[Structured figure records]
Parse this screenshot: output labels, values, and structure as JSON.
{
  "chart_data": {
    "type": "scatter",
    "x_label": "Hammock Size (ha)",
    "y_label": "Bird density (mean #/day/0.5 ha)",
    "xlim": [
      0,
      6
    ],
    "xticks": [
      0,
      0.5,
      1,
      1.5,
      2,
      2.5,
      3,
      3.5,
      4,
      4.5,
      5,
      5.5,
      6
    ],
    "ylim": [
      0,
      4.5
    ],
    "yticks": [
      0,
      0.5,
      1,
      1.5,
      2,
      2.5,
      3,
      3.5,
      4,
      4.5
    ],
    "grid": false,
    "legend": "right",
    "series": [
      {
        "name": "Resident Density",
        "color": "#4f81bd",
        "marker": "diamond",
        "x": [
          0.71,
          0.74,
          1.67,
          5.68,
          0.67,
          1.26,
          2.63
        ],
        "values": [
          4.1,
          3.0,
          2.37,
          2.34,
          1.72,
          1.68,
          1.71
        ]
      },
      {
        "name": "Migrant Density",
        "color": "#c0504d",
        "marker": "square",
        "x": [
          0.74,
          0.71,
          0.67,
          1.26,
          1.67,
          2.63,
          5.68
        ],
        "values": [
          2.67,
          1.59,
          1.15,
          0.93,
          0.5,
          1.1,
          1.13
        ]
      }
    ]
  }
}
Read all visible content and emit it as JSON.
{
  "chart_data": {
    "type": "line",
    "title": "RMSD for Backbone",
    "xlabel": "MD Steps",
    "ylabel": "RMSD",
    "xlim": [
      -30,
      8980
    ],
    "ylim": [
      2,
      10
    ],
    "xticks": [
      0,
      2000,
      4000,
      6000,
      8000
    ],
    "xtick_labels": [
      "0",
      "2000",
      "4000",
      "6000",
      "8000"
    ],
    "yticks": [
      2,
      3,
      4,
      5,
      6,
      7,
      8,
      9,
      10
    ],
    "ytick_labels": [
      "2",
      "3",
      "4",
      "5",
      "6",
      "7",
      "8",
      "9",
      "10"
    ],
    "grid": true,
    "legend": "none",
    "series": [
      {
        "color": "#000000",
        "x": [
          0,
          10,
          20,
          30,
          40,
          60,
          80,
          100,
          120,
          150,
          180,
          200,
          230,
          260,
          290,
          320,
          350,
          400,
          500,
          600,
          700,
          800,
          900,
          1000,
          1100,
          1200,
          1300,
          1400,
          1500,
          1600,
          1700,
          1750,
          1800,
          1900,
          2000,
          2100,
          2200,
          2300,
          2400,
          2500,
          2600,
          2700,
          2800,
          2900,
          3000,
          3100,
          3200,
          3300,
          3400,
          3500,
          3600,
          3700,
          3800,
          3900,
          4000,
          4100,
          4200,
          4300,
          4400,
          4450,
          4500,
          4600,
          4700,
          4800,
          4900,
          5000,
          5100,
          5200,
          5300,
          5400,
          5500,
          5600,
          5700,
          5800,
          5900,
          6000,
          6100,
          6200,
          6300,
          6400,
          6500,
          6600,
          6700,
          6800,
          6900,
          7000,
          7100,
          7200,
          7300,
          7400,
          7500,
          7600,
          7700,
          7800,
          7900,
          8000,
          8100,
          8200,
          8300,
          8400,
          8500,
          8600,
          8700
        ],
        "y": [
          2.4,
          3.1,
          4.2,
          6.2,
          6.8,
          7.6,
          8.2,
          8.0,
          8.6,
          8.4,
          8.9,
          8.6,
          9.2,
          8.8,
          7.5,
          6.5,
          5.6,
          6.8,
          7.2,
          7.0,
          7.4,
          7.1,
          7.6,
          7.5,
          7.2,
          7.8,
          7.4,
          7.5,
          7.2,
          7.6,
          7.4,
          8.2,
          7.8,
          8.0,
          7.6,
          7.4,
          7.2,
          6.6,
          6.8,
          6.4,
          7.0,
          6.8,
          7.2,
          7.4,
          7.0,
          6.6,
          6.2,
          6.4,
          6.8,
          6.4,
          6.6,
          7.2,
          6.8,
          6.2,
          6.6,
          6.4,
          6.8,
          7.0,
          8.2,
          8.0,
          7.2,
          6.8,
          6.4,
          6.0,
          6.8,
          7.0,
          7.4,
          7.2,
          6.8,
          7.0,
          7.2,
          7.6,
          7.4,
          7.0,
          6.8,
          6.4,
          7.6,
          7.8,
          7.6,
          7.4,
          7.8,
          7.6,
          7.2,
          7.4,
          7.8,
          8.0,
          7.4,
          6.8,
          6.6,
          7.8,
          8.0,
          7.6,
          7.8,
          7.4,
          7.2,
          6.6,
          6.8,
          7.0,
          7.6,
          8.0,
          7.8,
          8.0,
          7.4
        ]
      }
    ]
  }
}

- _WRITTEN INSTRUCTION_
Take the entries and copy them out exactly.

- _TASK RESPONSE_
Parse this screenshot: output labels, values, and structure as JSON.
{
  "chart_data": {
    "type": "scatter",
    "x_label": "Hammock Size (ha)",
    "y_label": "Bird density (mean #/day/0.5 ha)",
    "xlim": [
      0,
      6
    ],
    "xticks": [
      0,
      0.5,
      1,
      1.5,
      2,
      2.5,
      3,
      3.5,
      4,
      4.5,
      5,
      5.5,
      6
    ],
    "ylim": [
      0,
      4.5
    ],
    "yticks": [
      0,
      0.5,
      1,
      1.5,
      2,
      2.5,
      3,
      3.5,
      4,
      4.5
    ],
    "grid": false,
    "legend": "right",
    "series": [
      {
        "name": "Resident Density",
        "color": "#4f81bd",
        "marker": "diamond",
        "x": [
          0.71,
          0.74,
          1.67,
          5.68,
          0.67,
          1.26,
          2.63
        ],
        "values": [
          4.1,
          3.0,
          2.37,
          2.34,
          1.72,
          1.68,
          1.71
        ]
      },
      {
        "name": "Migrant Density",
        "color": "#c0504d",
        "marker": "square",
        "x": [
          0.74,
          0.71,
          0.67,
          1.26,
          1.67,
          2.63,
          5.68
        ],
        "values": [
          2.67,
          1.59,
          1.15,
          0.93,
          0.5,
          1.1,
          1.13
        ]
      }
    ]
  }
}
Read all visible content and emit it as JSON.
{
  "chart_data": {
    "type": "line",
    "title": "RMSD for Backbone",
    "xlabel": "MD Steps",
    "ylabel": "RMSD",
    "xlim": [
      -30,
      8980
    ],
    "ylim": [
      2,
      10
    ],
    "xticks": [
      0,
      2000,
      4000,
      6000,
      8000
    ],
    "xtick_labels": [
      "0",
      "2000",
      "4000",
      "6000",
      "8000"
    ],
    "yticks": [
      2,
      3,
      4,
      5,
      6,
      7,
      8,
      9,
      10
    ],
    "ytick_labels": [
      "2",
      "3",
      "4",
      "5",
      "6",
      "7",
      "8",
      "9",
      "10"
    ],
    "grid": true,
    "legend": "none",
    "series": [
      {
        "color": "#000000",
        "x": [
          0,
          10,
          20,
          30,
          40,
          60,
          80,
          100,
          120,
          150,
          180,
          200,
          230,
          260,
          290,
          320,
          350,
          400,
          500,
          600,
          700,
          800,
          900,
          1000,
          1100,
          1200,
          1300,
          1400,
          1500,
          1600,
          1700,
          1750,
          1800,
          1900,
          2000,
          2100,
          2200,
          2300,
          2400,
          2500,
          2600,
          2700,
          2800,
          2900,
          3000,
          3100,
          3200,
          3300,
          3400,
          3500,
          3600,
          3700,
          3800,
          3900,
          4000,
          4100,
          4200,
          4300,
          4400,
          4450,
          4500,
          4600,
          4700,
          4800,
          4900,
          5000,
          5100,
          5200,
          5300,
          5400,
          5500,
          5600,
          5700,
          5800,
          5900,
          6000,
          6100,
          6200,
          6300,
          6400,
          6500,
          6600,
          6700,
          6800,
          6900,
          7000,
          7100,
          7200,
          7300,
          7400,
          7500,
          7600,
          7700,
          7800,
          7900,
          8000,
          8100,
          8200,
          8300,
          8400,
          8500,
          8600,
          8700
        ],
        "y": [
          2.4,
          3.1,
          4.2,
          6.2,
          6.8,
          7.6,
          8.2,
          8.0,
          8.6,
          8.4,
          8.9,
          8.6,
          9.2,
          8.8,
          7.5,
          6.5,
          5.6,
          6.8,
          7.2,
          7.0,
          7.4,
          7.1,
          7.6,
          7.5,
          7.2,
          7.8,
          7.4,
          7.5,
          7.2,
          7.6,
          7.4,
          8.2,
          7.8,
          8.0,
          7.6,
          7.4,
          7.2,
          6.6,
          6.8,
          6.4,
          7.0,
          6.8,
          7.2,
          7.4,
          7.0,
          6.6,
          6.2,
          6.4,
          6.8,
          6.4,
          6.6,
          7.2,
          6.8,
          6.2,
          6.6,
          6.4,
          6.8,
          7.0,
          8.2,
          8.0,
          7.2,
          6.8,
          6.4,
          6.0,
          6.8,
          7.0,
          7.4,
          7.2,
          6.8,
          7.0,
          7.2,
          7.6,
          7.4,
          7.0,
          6.8,
          6.4,
          7.6,
          7.8,
          7.6,
          7.4,
          7.8,
          7.6,
          7.2,
          7.4,
          7.8,
          8.0,
          7.4,
          6.8,
          6.6,
          7.8,
          8.0,
          7.6,
          7.8,
          7.4,
          7.2,
          6.6,
          6.8,
          7.0,
          7.6,
          8.0,
          7.8,
          8.0,
          7.4
        ]
      }
    ]
  }
}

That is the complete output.